▽
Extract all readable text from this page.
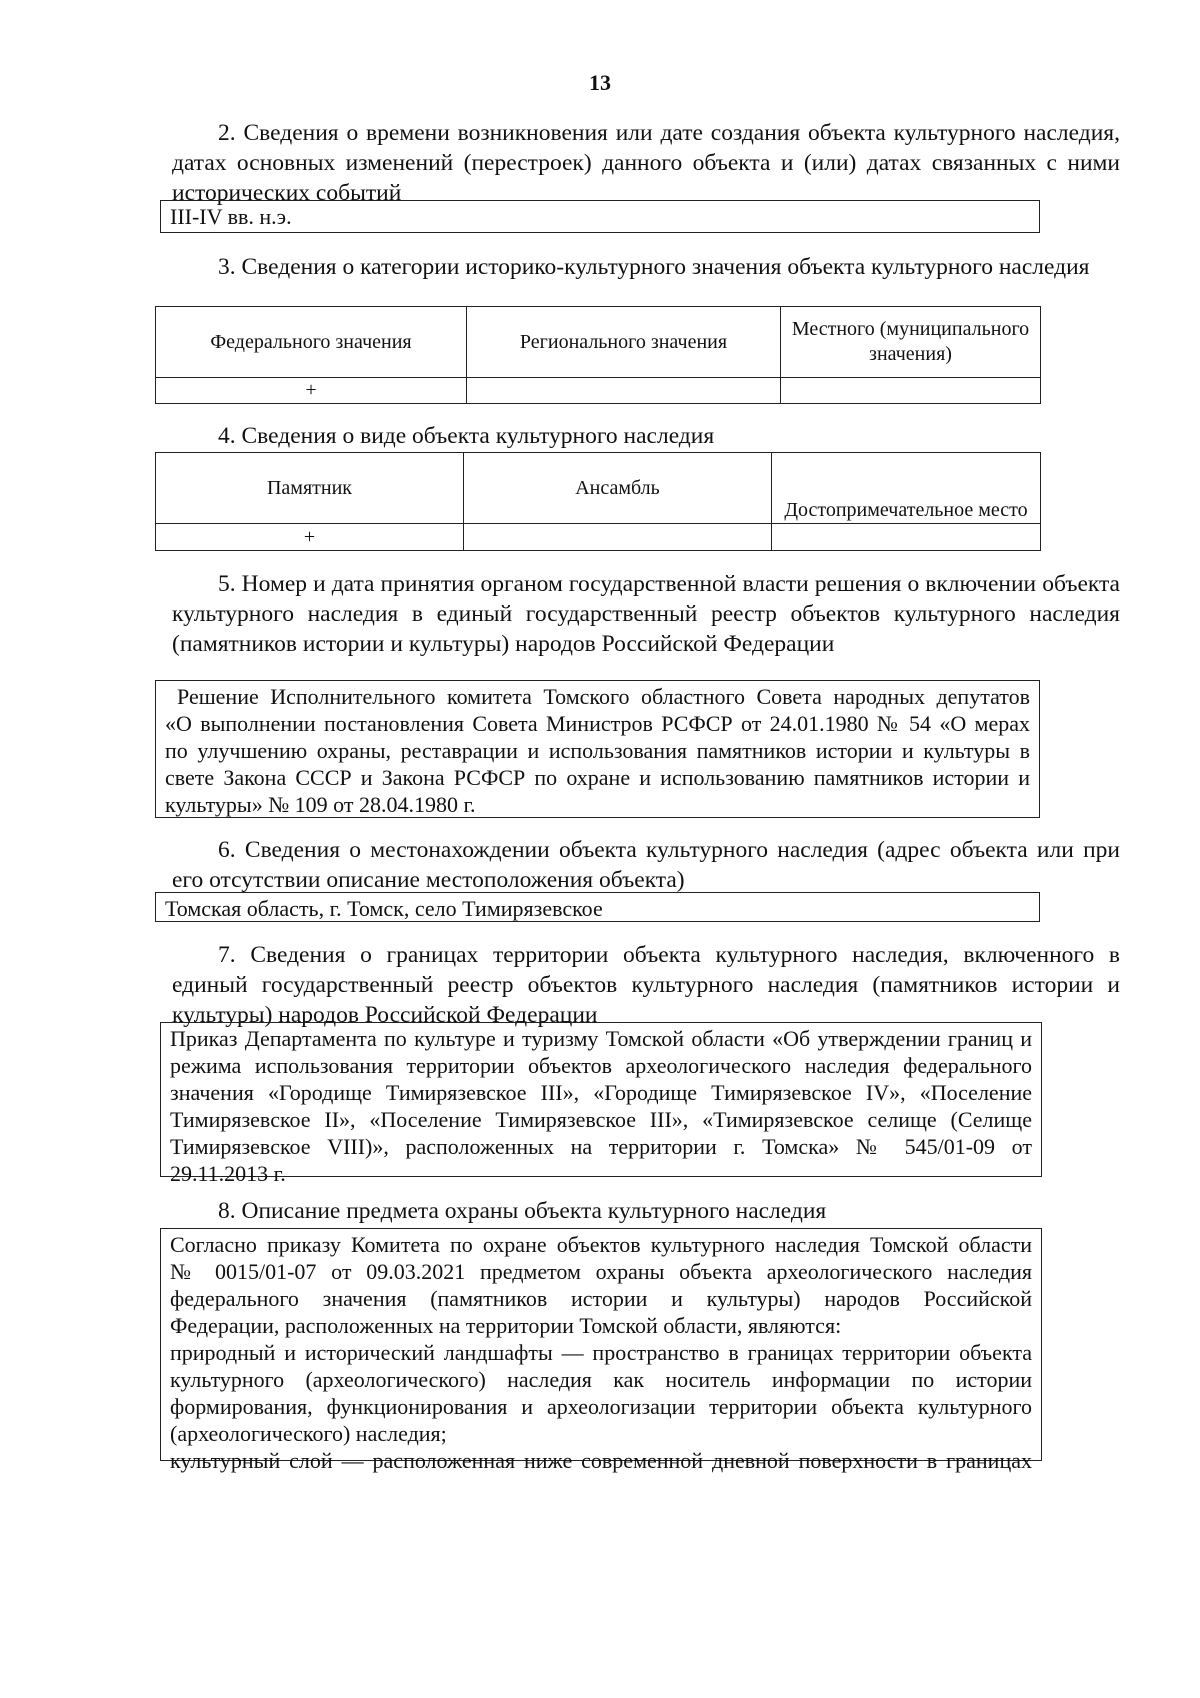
13
2. Сведения о времени возникновения или дате создания объекта культурного наследия, датах основных изменений (перестроек) данного объекта и (или) датах связанных с ними исторических событий
III-IV вв. н.э.
3. Сведения о категории историко-культурного значения объекта культурного наследия
Федерального значения	Регионального значения	Местного (муниципального значения)
+		
4. Сведения о виде объекта культурного наследия
Памятник	Ансамбль	Достопримечательное место
+		
5. Номер и дата принятия органом государственной власти решения о включении объекта культурного наследия в единый государственный реестр объектов культурного наследия (памятников истории и культуры) народов Российской Федерации
Решение Исполнительного комитета Томского областного Совета народных депутатов
«О выполнении постановления Совета Министров РСФСР от 24.01.1980 № 54 «О мерах
по улучшению охраны, реставрации и использования памятников истории и культуры в
свете Закона СССР и Закона РСФСР по охране и использованию памятников истории и
культуры» № 109 от 28.04.1980 г.
6. Сведения о местонахождении объекта культурного наследия (адрес объекта или при его отсутствии описание местоположения объекта)
Томская область, г. Томск, село Тимирязевское
7. Сведения о границах территории объекта культурного наследия, включенного в единый государственный реестр объектов культурного наследия (памятников истории и культуры) народов Российской Федерации
Приказ Департамента по культуре и туризму Томской области «Об утверждении границ и
режима использования территории объектов археологического наследия федерального
значения «Городище Тимирязевское III», «Городище Тимирязевское IV», «Поселение
Тимирязевское II», «Поселение Тимирязевское III», «Тимирязевское селище (Селище
Тимирязевское VIII)», расположенных на территории г. Томска» № 545/01-09 от
29.11.2013 г.
8. Описание предмета охраны объекта культурного наследия
Согласно приказу Комитета по охране объектов культурного наследия Томской области
№ 0015/01-07 от 09.03.2021 предметом охраны объекта археологического наследия
федерального значения (памятников истории и культуры) народов Российской
Федерации, расположенных на территории Томской области, являются:
природный и исторический ландшафты — пространство в границах территории объекта
культурного (археологического) наследия как носитель информации по истории
формирования, функционирования и археологизации территории объекта культурного
(археологического) наследия;
культурный слой — расположенная ниже современной дневной поверхности в границах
△
## [GOAL OF THE EXERCISE]
Say how many lines in the records contain the string "Поселение", and say nothing else.

## [WRITTEN ANSWER]
2